* _Exercise inputs_

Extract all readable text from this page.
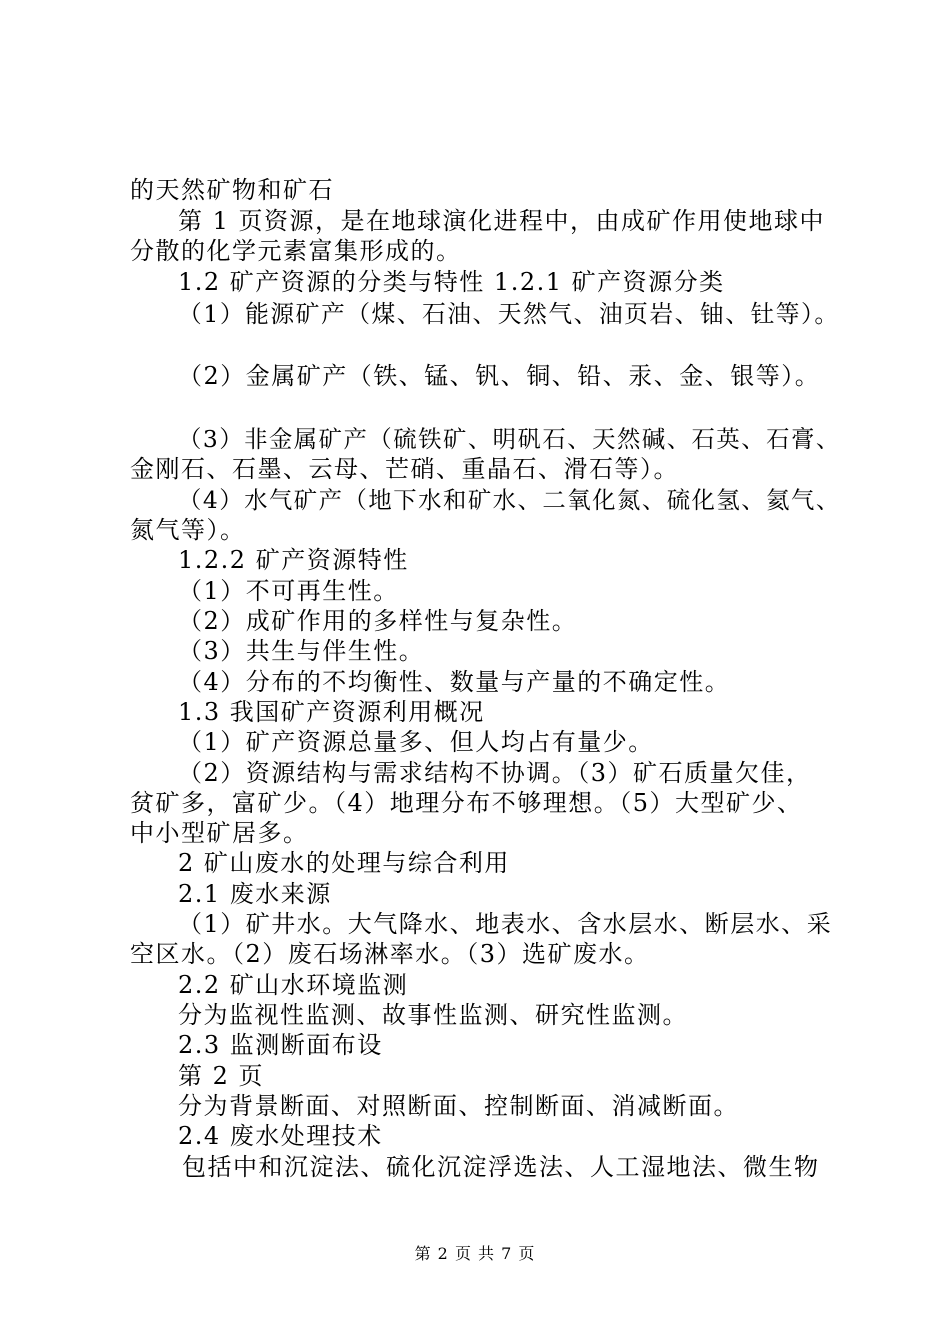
的天然矿物和矿石
第 1 页资源，是在地球演化进程中，由成矿作用使地球中
分散的化学元素富集形成的。
1.2 矿产资源的分类与特性 1.2.1 矿产资源分类
（1）能源矿产（煤、石油、天然气、油页岩、铀、钍等）。
（2）金属矿产（铁、锰、钒、铜、铅、汞、金、银等）。
（3）非金属矿产（硫铁矿、明矾石、天然碱、石英、石膏、
金刚石、石墨、云母、芒硝、重晶石、滑石等）。
（4）水气矿产（地下水和矿水、二氧化氮、硫化氢、氦气、
氮气等）。
1.2.2 矿产资源特性
（1）不可再生性。
（2）成矿作用的多样性与复杂性。
（3）共生与伴生性。
（4）分布的不均衡性、数量与产量的不确定性。
1.3 我国矿产资源利用概况
（1）矿产资源总量多、但人均占有量少。
（2）资源结构与需求结构不协调。（3）矿石质量欠佳，
贫矿多，富矿少。（4）地理分布不够理想。（5）大型矿少、
中小型矿居多。
2 矿山废水的处理与综合利用
2.1 废水来源
（1）矿井水。大气降水、地表水、含水层水、断层水、采
空区水。（2）废石场淋率水。（3）选矿废水。
2.2 矿山水环境监测
分为监视性监测、故事性监测、研究性监测。
2.3 监测断面布设
第 2 页
分为背景断面、对照断面、控制断面、消减断面。
2.4 废水处理技术
包括中和沉淀法、硫化沉淀浮选法、人工湿地法、微生物
第 2 页 共 7 页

* _What needs to be done_
Take the listing above and restate it word for word, without its pictures.

* _Response to the task_
Extract all readable text from this page.
的天然矿物和矿石
第 1 页资源，是在地球演化进程中，由成矿作用使地球中
分散的化学元素富集形成的。
1.2 矿产资源的分类与特性 1.2.1 矿产资源分类
（1）能源矿产（煤、石油、天然气、油页岩、铀、钍等）。
（2）金属矿产（铁、锰、钒、铜、铅、汞、金、银等）。
（3）非金属矿产（硫铁矿、明矾石、天然碱、石英、石膏、
金刚石、石墨、云母、芒硝、重晶石、滑石等）。
（4）水气矿产（地下水和矿水、二氧化氮、硫化氢、氦气、
氮气等）。
1.2.2 矿产资源特性
（1）不可再生性。
（2）成矿作用的多样性与复杂性。
（3）共生与伴生性。
（4）分布的不均衡性、数量与产量的不确定性。
1.3 我国矿产资源利用概况
（1）矿产资源总量多、但人均占有量少。
（2）资源结构与需求结构不协调。（3）矿石质量欠佳，
贫矿多，富矿少。（4）地理分布不够理想。（5）大型矿少、
中小型矿居多。
2 矿山废水的处理与综合利用
2.1 废水来源
（1）矿井水。大气降水、地表水、含水层水、断层水、采
空区水。（2）废石场淋率水。（3）选矿废水。
2.2 矿山水环境监测
分为监视性监测、故事性监测、研究性监测。
2.3 监测断面布设
第 2 页
分为背景断面、对照断面、控制断面、消减断面。
2.4 废水处理技术
包括中和沉淀法、硫化沉淀浮选法、人工湿地法、微生物
第 2 页 共 7 页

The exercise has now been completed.